■ Exercise goal: Copy all lines that contain the word "marhuľových".
— Begin —
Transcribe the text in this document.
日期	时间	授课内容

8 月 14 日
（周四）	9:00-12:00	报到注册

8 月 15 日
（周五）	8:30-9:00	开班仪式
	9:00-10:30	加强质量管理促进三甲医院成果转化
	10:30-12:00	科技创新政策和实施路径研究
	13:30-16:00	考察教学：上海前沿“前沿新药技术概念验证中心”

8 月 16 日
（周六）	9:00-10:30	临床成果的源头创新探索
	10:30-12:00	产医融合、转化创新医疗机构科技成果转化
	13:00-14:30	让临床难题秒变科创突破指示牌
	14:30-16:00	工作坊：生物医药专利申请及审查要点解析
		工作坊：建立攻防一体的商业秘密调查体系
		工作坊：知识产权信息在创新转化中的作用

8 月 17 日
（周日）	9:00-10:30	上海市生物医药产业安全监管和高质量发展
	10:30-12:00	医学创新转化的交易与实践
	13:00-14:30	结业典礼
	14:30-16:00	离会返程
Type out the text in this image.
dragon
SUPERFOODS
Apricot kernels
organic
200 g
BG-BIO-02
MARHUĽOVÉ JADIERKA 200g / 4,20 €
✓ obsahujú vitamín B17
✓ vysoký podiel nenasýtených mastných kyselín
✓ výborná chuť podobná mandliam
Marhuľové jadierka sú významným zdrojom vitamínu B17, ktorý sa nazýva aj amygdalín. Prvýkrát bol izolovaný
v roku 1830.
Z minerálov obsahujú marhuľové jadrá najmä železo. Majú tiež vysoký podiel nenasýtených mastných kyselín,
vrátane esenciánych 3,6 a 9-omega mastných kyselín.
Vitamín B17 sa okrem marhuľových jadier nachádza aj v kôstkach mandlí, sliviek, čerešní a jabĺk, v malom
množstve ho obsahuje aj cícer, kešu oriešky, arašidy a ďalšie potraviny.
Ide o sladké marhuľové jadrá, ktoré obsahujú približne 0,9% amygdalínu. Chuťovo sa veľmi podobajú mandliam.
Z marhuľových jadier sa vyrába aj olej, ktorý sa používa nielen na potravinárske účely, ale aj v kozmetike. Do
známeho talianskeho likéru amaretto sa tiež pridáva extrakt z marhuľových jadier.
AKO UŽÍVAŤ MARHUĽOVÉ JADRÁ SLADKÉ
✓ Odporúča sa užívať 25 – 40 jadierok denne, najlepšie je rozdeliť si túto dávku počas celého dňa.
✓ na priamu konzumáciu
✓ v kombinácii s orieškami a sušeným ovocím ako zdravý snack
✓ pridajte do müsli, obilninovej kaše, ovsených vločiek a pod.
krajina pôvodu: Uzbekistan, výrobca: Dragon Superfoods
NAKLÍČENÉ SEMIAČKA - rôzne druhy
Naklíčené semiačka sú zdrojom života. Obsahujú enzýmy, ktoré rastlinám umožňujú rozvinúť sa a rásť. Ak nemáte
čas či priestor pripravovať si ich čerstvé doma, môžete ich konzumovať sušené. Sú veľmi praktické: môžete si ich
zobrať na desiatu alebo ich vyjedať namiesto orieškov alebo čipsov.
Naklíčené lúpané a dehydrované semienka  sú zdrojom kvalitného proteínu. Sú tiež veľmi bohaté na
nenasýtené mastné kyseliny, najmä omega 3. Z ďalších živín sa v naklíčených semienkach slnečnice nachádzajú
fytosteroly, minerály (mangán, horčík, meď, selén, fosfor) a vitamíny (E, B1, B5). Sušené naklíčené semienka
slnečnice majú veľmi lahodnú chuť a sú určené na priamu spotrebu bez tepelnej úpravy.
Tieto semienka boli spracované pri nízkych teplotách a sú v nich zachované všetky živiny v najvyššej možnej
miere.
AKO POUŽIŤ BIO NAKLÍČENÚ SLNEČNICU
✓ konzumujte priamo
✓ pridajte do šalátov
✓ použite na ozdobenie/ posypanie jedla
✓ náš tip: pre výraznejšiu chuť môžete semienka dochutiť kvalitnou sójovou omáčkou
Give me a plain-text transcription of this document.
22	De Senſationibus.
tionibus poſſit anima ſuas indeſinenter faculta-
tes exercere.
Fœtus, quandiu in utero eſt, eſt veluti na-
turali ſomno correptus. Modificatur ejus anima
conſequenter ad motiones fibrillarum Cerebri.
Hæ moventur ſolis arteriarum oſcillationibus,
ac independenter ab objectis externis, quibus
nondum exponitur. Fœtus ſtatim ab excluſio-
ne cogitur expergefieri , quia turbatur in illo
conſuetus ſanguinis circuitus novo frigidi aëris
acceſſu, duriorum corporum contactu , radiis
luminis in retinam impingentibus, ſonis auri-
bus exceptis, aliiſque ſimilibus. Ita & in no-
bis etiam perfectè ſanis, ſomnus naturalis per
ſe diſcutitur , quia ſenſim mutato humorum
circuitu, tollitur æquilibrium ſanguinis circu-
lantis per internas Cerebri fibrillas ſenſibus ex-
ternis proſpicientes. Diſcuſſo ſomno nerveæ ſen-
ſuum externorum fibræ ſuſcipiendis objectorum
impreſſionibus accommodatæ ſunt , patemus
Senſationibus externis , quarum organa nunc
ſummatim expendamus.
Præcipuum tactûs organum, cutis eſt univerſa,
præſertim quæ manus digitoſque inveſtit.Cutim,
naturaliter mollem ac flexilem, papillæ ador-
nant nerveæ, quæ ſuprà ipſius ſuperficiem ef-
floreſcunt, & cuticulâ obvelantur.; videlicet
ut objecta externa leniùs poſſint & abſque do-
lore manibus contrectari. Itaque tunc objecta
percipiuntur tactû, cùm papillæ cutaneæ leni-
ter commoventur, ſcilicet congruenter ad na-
— End —
■ Response:
Vitamín B17 sa okrem marhuľových jadier nachádza aj v kôstkach mandlí, sliviek, čerešní a jabĺk, v malom
Z marhuľových jadier sa vyrába aj olej, ktorý sa používa nielen na potravinárske účely, ale aj v kozmetike. Do
známeho talianskeho likéru amaretto sa tiež pridáva extrakt z marhuľových jadier.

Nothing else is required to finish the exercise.